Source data

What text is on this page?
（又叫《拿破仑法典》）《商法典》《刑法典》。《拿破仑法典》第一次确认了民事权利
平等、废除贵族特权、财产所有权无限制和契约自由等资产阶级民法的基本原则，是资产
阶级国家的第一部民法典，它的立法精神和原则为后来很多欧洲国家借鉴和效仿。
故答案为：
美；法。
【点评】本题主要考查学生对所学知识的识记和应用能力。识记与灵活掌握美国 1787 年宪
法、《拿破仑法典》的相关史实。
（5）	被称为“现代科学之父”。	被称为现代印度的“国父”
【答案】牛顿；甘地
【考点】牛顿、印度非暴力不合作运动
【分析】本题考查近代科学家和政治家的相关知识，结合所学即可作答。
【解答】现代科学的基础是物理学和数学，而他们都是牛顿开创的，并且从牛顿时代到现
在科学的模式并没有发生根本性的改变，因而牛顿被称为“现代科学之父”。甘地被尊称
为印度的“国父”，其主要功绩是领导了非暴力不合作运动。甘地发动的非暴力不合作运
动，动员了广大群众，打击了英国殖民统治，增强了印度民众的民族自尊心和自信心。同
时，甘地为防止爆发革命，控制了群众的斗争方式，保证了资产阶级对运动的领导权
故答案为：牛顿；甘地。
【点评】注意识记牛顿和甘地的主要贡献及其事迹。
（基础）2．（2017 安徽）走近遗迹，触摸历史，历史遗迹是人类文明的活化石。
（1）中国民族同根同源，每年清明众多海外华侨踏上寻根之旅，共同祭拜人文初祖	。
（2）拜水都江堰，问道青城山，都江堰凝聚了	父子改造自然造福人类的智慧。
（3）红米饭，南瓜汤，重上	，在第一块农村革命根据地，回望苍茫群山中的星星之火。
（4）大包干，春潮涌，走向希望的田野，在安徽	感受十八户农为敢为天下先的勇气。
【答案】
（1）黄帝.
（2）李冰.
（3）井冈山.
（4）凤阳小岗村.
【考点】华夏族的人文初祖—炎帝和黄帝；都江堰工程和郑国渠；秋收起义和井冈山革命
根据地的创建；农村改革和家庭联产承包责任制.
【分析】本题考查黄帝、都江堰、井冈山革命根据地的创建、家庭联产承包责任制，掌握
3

→ **Directive**:
Print the complete listing again, exactly as it stands.

→ **Task response**:
What text is on this page?
（又叫《拿破仑法典》）《商法典》《刑法典》。《拿破仑法典》第一次确认了民事权利
平等、废除贵族特权、财产所有权无限制和契约自由等资产阶级民法的基本原则，是资产
阶级国家的第一部民法典，它的立法精神和原则为后来很多欧洲国家借鉴和效仿。
故答案为：
美；法。
【点评】本题主要考查学生对所学知识的识记和应用能力。识记与灵活掌握美国 1787 年宪
法、《拿破仑法典》的相关史实。
（5）	被称为“现代科学之父”。	被称为现代印度的“国父”
【答案】牛顿；甘地
【考点】牛顿、印度非暴力不合作运动
【分析】本题考查近代科学家和政治家的相关知识，结合所学即可作答。
【解答】现代科学的基础是物理学和数学，而他们都是牛顿开创的，并且从牛顿时代到现
在科学的模式并没有发生根本性的改变，因而牛顿被称为“现代科学之父”。甘地被尊称
为印度的“国父”，其主要功绩是领导了非暴力不合作运动。甘地发动的非暴力不合作运
动，动员了广大群众，打击了英国殖民统治，增强了印度民众的民族自尊心和自信心。同
时，甘地为防止爆发革命，控制了群众的斗争方式，保证了资产阶级对运动的领导权
故答案为：牛顿；甘地。
【点评】注意识记牛顿和甘地的主要贡献及其事迹。
（基础）2．（2017 安徽）走近遗迹，触摸历史，历史遗迹是人类文明的活化石。
（1）中国民族同根同源，每年清明众多海外华侨踏上寻根之旅，共同祭拜人文初祖	。
（2）拜水都江堰，问道青城山，都江堰凝聚了	父子改造自然造福人类的智慧。
（3）红米饭，南瓜汤，重上	，在第一块农村革命根据地，回望苍茫群山中的星星之火。
（4）大包干，春潮涌，走向希望的田野，在安徽	感受十八户农为敢为天下先的勇气。
【答案】
（1）黄帝.
（2）李冰.
（3）井冈山.
（4）凤阳小岗村.
【考点】华夏族的人文初祖—炎帝和黄帝；都江堰工程和郑国渠；秋收起义和井冈山革命
根据地的创建；农村改革和家庭联产承包责任制.
【分析】本题考查黄帝、都江堰、井冈山革命根据地的创建、家庭联产承包责任制，掌握
3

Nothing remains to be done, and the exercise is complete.